## Challenge
List each line in which the string "this" appears.

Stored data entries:

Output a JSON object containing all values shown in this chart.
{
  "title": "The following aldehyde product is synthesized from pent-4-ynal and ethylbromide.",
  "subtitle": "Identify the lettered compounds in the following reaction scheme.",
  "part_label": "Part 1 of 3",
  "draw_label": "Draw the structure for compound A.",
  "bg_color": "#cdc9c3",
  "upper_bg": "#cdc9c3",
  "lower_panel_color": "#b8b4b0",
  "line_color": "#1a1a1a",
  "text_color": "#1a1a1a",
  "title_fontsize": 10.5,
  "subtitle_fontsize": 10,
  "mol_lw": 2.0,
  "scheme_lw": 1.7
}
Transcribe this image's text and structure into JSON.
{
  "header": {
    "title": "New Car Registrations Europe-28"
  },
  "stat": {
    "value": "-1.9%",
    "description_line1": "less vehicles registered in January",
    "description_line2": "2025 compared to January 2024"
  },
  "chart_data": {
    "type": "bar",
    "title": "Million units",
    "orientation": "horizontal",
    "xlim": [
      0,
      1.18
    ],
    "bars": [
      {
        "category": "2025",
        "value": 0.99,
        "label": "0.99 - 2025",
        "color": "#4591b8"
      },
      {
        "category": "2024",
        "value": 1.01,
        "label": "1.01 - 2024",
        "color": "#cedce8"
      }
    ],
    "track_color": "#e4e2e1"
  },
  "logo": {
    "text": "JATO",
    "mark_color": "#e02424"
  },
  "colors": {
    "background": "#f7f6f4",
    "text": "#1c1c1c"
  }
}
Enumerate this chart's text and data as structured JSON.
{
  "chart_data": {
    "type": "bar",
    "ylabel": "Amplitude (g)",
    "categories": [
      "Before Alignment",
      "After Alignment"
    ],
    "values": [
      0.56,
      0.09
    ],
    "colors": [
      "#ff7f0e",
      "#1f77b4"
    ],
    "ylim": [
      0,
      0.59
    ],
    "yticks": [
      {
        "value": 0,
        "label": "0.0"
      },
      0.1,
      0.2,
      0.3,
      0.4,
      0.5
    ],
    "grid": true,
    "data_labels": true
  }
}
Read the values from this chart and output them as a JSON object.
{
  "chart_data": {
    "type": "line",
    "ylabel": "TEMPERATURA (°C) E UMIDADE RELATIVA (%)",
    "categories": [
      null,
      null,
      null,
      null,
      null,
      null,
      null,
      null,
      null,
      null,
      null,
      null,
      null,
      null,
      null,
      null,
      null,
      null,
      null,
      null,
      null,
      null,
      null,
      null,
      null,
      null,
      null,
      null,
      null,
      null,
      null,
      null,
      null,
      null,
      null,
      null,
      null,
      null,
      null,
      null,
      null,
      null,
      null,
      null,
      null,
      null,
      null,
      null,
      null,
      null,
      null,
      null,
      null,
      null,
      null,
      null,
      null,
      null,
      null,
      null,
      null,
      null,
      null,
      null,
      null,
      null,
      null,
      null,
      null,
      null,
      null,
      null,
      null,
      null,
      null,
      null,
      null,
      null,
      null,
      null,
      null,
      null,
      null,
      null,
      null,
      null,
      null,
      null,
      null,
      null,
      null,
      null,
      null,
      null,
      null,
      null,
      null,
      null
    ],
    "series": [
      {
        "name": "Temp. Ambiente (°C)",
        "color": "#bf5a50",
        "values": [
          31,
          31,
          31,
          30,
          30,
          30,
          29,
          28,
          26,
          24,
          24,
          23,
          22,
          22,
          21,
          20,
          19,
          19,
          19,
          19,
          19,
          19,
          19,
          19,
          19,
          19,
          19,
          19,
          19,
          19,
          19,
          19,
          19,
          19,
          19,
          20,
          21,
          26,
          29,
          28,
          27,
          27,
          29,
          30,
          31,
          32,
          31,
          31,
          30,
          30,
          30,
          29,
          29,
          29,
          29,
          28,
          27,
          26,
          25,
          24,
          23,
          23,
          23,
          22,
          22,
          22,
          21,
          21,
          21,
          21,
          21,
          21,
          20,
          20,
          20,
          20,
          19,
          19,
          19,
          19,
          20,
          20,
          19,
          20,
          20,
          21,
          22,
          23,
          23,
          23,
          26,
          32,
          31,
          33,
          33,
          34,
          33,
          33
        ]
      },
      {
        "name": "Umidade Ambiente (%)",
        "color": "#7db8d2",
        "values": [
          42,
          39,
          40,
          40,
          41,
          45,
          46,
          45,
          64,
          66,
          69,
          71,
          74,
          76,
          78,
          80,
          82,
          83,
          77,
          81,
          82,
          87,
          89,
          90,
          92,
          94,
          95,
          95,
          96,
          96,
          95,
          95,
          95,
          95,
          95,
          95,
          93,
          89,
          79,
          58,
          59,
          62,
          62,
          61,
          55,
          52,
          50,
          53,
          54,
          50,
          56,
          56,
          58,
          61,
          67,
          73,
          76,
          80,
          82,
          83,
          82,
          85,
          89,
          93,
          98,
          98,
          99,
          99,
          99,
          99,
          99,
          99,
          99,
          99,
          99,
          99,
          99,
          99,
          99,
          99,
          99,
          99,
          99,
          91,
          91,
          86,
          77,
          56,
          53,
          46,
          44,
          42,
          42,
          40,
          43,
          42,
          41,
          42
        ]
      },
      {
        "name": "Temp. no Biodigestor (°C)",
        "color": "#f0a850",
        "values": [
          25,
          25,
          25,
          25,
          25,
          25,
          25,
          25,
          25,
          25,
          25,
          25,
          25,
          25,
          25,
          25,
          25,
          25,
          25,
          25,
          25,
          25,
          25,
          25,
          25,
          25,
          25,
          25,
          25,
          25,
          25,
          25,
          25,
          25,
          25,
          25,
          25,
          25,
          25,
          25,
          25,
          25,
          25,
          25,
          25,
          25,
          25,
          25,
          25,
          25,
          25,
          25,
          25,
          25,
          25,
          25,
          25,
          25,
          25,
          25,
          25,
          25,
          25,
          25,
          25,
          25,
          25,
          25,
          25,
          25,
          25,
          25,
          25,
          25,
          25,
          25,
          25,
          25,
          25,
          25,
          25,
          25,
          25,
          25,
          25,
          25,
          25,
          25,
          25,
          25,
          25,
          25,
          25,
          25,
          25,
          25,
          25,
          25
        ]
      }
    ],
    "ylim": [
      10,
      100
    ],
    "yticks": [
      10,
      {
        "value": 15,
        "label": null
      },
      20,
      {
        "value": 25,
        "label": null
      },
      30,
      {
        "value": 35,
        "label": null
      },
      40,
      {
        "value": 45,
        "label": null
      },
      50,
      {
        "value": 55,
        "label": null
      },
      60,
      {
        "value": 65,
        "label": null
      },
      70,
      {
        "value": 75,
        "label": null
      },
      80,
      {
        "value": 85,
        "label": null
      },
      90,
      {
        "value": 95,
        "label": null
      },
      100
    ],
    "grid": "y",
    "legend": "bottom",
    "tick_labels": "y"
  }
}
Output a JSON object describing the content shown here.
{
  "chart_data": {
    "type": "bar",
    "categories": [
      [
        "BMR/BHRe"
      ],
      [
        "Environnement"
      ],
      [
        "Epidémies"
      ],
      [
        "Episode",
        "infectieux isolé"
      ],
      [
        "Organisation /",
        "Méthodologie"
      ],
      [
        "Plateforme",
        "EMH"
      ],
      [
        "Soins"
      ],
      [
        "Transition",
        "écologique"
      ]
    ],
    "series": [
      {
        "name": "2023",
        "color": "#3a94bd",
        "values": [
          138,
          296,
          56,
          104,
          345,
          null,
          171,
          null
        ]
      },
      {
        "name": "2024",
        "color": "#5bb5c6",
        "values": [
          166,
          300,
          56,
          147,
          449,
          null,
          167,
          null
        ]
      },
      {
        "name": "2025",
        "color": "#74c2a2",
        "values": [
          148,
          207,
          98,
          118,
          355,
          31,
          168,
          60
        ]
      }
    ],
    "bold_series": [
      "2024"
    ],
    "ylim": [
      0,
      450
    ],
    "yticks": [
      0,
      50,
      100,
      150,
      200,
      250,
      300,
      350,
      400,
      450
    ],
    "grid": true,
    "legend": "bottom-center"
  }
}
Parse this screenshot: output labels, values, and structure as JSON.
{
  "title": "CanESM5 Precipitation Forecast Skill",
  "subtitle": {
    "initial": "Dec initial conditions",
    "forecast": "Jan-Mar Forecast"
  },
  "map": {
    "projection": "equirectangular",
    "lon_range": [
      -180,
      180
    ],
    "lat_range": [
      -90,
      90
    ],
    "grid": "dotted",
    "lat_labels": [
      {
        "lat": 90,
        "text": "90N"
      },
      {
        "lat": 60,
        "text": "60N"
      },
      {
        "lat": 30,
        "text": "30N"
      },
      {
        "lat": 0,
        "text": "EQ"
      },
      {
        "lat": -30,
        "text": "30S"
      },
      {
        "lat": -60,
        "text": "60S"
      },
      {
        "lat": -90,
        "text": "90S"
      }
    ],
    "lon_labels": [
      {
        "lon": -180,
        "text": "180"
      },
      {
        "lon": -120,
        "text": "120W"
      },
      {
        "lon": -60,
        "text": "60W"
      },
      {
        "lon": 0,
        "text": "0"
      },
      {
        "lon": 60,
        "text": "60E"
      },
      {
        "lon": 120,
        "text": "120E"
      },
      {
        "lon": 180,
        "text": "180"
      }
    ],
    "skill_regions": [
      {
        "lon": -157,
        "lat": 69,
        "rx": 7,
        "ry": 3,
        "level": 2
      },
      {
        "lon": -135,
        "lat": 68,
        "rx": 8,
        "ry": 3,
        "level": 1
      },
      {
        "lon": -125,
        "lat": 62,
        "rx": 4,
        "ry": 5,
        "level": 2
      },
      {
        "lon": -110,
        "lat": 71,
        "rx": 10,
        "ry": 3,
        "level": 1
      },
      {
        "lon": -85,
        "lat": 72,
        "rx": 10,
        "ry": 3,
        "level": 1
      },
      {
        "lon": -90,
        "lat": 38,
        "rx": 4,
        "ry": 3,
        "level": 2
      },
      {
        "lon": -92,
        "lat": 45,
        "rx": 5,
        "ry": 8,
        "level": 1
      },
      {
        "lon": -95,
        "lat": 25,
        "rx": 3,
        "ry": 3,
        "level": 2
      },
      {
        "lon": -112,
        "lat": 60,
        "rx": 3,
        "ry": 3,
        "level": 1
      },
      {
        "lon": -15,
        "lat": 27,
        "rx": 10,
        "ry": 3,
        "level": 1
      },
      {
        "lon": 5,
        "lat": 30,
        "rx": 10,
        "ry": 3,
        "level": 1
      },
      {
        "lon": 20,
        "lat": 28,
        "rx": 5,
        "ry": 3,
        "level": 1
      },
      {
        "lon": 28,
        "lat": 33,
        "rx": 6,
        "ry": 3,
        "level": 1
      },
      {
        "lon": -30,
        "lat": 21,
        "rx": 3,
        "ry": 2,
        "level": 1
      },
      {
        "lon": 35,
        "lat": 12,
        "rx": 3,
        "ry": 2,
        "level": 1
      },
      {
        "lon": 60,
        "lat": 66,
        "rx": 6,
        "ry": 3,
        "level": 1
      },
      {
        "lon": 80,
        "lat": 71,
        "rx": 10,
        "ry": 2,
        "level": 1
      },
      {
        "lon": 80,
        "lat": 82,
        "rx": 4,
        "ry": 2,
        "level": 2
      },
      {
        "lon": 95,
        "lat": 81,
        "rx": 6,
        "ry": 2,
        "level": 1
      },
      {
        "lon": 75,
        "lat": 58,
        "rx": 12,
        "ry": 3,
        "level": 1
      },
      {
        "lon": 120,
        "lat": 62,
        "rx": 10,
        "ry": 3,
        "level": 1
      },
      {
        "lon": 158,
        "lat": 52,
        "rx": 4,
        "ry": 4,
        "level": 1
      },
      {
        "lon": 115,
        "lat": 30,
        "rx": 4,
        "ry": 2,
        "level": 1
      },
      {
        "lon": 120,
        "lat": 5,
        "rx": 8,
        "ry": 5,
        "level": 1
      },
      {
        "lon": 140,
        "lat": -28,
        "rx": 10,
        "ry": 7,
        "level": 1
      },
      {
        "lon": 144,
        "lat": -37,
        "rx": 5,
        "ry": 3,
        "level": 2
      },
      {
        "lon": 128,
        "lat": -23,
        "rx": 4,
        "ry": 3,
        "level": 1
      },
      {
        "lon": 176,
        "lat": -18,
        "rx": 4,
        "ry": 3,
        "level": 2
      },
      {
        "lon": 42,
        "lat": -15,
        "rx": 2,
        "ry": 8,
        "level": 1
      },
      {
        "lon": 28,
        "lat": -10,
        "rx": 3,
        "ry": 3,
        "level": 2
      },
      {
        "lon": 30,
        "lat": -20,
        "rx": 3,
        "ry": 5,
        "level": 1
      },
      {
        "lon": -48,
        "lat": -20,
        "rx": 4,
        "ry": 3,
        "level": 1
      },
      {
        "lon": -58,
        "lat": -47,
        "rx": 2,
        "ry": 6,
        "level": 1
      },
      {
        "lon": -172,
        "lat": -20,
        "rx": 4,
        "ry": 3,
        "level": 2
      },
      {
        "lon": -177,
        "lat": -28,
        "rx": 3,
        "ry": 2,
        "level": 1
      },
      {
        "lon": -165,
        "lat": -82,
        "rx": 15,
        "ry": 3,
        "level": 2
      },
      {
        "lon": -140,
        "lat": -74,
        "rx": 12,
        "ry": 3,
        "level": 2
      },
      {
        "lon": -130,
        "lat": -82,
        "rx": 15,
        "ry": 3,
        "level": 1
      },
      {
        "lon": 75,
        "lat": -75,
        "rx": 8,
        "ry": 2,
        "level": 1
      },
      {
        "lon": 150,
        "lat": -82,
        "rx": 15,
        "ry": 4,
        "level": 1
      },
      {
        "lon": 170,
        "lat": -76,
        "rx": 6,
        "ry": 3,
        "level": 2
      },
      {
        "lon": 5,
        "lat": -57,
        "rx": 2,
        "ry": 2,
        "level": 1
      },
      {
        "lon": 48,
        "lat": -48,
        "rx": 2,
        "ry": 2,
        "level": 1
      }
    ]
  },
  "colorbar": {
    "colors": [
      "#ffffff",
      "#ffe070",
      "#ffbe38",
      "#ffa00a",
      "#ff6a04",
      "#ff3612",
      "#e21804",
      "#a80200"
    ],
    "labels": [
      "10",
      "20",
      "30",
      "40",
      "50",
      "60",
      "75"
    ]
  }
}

## Complete output
Output a JSON object containing all values shown in this chart.
Transcribe this image's text and structure into JSON.
Enumerate this chart's text and data as structured JSON.
Read the values from this chart and output them as a JSON object.
Parse this screenshot: output labels, values, and structure as JSON.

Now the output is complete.